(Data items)
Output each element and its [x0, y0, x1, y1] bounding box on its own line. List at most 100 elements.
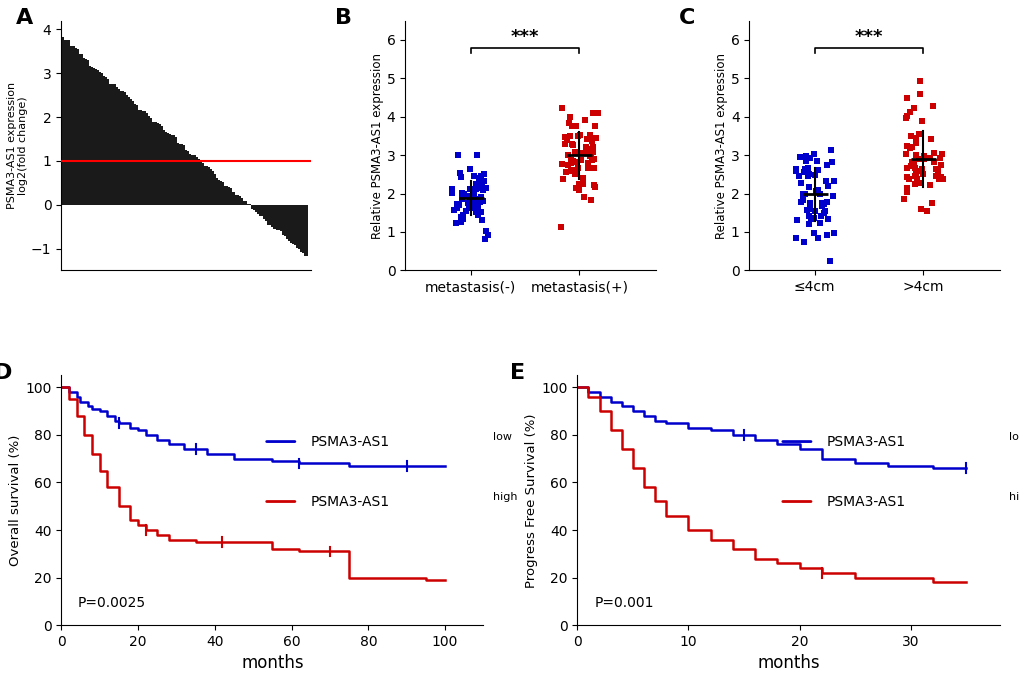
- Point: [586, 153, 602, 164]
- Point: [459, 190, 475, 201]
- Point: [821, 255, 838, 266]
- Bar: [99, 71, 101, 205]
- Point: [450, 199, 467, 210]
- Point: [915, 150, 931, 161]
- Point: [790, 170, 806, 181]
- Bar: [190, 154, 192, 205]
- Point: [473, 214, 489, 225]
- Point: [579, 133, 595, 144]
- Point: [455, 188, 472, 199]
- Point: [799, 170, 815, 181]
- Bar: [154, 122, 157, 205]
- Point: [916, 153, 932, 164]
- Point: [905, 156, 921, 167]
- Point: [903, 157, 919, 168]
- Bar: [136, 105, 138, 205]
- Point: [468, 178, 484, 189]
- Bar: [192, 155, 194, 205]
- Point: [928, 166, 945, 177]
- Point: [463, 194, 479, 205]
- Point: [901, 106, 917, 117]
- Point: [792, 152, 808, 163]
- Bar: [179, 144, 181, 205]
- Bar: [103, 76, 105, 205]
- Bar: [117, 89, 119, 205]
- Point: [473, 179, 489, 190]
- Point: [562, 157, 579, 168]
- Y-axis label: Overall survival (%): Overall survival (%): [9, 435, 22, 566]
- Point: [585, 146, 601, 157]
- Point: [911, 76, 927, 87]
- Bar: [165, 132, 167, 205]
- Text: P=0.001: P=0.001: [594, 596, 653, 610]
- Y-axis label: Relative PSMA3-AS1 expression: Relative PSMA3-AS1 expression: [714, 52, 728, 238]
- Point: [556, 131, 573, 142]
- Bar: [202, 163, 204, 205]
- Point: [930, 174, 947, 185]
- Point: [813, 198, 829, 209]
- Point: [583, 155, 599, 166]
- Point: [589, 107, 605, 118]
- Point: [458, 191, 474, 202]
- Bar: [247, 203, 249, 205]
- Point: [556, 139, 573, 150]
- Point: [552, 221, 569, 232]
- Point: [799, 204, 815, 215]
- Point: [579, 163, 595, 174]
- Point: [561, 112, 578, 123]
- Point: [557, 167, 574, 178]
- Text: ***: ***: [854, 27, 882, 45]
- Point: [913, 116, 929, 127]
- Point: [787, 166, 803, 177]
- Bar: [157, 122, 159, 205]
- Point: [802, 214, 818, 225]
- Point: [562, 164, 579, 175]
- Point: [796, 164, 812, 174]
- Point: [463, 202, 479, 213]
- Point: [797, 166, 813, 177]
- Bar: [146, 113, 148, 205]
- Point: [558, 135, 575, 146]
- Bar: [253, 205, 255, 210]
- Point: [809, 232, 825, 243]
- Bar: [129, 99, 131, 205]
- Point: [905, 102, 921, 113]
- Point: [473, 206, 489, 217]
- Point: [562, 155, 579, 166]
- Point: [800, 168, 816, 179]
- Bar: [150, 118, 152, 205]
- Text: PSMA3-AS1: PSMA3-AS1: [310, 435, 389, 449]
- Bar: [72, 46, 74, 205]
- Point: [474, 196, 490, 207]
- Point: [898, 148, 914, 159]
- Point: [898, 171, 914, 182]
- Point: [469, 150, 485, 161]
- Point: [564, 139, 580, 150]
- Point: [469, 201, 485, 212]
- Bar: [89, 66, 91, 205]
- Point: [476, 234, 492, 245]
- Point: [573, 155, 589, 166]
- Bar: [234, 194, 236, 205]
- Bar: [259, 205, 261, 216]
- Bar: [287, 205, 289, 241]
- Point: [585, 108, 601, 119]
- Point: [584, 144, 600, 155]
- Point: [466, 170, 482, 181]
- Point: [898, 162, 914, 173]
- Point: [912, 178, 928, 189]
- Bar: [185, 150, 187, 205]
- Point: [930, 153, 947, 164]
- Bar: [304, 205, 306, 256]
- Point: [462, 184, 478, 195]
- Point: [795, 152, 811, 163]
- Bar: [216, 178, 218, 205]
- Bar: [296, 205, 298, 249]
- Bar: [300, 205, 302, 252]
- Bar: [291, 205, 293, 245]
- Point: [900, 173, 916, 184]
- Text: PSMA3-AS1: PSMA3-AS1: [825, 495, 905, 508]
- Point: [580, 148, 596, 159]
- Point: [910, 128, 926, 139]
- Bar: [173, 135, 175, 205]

...

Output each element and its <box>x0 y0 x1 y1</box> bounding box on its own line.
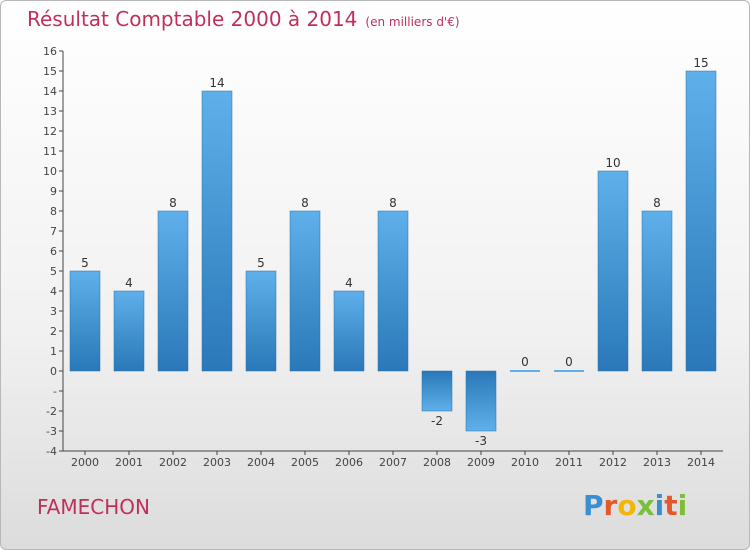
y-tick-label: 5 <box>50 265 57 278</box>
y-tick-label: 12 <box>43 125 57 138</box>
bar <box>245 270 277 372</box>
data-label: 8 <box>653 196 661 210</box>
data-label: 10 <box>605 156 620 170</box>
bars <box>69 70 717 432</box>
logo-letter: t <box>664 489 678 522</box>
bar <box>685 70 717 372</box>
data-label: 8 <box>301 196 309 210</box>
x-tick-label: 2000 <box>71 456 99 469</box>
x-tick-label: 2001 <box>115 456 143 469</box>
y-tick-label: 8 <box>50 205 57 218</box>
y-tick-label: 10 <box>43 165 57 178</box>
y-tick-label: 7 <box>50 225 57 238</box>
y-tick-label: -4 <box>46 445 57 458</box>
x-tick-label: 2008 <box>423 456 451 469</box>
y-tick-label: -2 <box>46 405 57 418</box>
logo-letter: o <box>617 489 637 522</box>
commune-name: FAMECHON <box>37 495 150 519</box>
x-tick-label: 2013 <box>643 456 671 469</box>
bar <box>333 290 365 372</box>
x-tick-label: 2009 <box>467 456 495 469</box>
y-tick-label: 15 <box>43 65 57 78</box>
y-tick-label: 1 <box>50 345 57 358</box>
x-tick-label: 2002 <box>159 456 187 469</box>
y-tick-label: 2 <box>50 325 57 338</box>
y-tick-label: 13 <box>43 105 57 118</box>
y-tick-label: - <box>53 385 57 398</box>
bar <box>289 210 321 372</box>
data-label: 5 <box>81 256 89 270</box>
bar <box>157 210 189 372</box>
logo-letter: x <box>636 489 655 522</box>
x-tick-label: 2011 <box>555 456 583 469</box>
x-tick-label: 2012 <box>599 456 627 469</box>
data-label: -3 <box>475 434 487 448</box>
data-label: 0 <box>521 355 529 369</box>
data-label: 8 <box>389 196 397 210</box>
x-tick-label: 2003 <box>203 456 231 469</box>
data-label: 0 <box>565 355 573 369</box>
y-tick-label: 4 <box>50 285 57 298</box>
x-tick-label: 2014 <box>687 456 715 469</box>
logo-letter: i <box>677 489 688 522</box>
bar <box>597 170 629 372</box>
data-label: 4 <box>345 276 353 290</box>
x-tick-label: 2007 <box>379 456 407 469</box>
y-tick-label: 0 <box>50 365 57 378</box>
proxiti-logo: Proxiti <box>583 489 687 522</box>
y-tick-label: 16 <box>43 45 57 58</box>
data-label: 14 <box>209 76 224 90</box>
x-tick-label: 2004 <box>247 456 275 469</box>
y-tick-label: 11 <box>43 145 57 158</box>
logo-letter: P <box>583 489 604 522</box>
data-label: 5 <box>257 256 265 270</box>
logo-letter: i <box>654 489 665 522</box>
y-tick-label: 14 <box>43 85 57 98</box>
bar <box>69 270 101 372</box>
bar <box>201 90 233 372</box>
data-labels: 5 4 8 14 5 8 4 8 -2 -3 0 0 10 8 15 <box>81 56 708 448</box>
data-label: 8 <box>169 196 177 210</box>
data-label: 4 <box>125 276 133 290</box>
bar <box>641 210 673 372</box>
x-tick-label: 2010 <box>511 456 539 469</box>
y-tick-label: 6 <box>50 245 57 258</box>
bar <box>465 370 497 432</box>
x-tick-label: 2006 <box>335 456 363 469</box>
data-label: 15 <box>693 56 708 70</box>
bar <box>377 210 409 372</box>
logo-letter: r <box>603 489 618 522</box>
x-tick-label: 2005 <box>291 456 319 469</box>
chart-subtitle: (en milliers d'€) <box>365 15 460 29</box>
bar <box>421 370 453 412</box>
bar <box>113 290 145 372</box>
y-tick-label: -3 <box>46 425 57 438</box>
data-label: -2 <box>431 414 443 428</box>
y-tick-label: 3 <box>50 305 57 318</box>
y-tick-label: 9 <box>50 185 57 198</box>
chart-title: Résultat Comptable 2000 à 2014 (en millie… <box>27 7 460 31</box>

_What to work on_
In the material, reproduce the lines from the line with "- Point: [586, 153, 602, 164]" up to and including the line with "- Point: [898, 148, 914, 159]", swapping "Bar" for "Column" and leaving all else unchanged.

_Solution to this problem_
- Point: [586, 153, 602, 164]
- Point: [459, 190, 475, 201]
- Point: [821, 255, 838, 266]
- Column: [99, 71, 101, 205]
- Point: [450, 199, 467, 210]
- Point: [915, 150, 931, 161]
- Point: [790, 170, 806, 181]
- Column: [190, 154, 192, 205]
- Point: [473, 214, 489, 225]
- Point: [579, 133, 595, 144]
- Point: [455, 188, 472, 199]
- Point: [799, 170, 815, 181]
- Column: [154, 122, 157, 205]
- Point: [916, 153, 932, 164]
- Point: [905, 156, 921, 167]
- Point: [903, 157, 919, 168]
- Column: [136, 105, 138, 205]
- Point: [468, 178, 484, 189]
- Column: [192, 155, 194, 205]
- Point: [928, 166, 945, 177]
- Point: [463, 194, 479, 205]
- Point: [901, 106, 917, 117]
- Point: [792, 152, 808, 163]
- Column: [179, 144, 181, 205]
- Column: [103, 76, 105, 205]
- Column: [117, 89, 119, 205]
- Point: [473, 179, 489, 190]
- Point: [562, 157, 579, 168]
- Y-axis label: Overall survival (%): Overall survival (%): [9, 435, 22, 566]
- Point: [585, 146, 601, 157]
- Point: [911, 76, 927, 87]
- Column: [165, 132, 167, 205]
- Text: P=0.001: P=0.001: [594, 596, 653, 610]
- Y-axis label: Relative PSMA3-AS1 expression: Relative PSMA3-AS1 expression: [714, 52, 728, 238]
- Point: [556, 131, 573, 142]
- Column: [202, 163, 204, 205]
- Point: [930, 174, 947, 185]
- Point: [813, 198, 829, 209]
- Point: [583, 155, 599, 166]
- Point: [589, 107, 605, 118]
- Point: [458, 191, 474, 202]
- Column: [247, 203, 249, 205]
- Point: [556, 139, 573, 150]
- Point: [552, 221, 569, 232]
- Point: [799, 204, 815, 215]
- Point: [579, 163, 595, 174]
- Point: [561, 112, 578, 123]
- Point: [557, 167, 574, 178]
- Text: ***: ***: [854, 27, 882, 45]
- Point: [913, 116, 929, 127]
- Point: [787, 166, 803, 177]
- Column: [157, 122, 159, 205]
- Point: [802, 214, 818, 225]
- Point: [562, 164, 579, 175]
- Point: [796, 164, 812, 174]
- Point: [463, 202, 479, 213]
- Point: [797, 166, 813, 177]
- Column: [146, 113, 148, 205]
- Point: [558, 135, 575, 146]
- Column: [253, 205, 255, 210]
- Point: [809, 232, 825, 243]
- Column: [129, 99, 131, 205]
- Point: [905, 102, 921, 113]
- Point: [473, 206, 489, 217]
- Point: [562, 155, 579, 166]
- Point: [800, 168, 816, 179]
- Column: [150, 118, 152, 205]
- Text: PSMA3-AS1: PSMA3-AS1: [310, 435, 389, 449]
- Column: [72, 46, 74, 205]
- Point: [474, 196, 490, 207]
- Point: [898, 148, 914, 159]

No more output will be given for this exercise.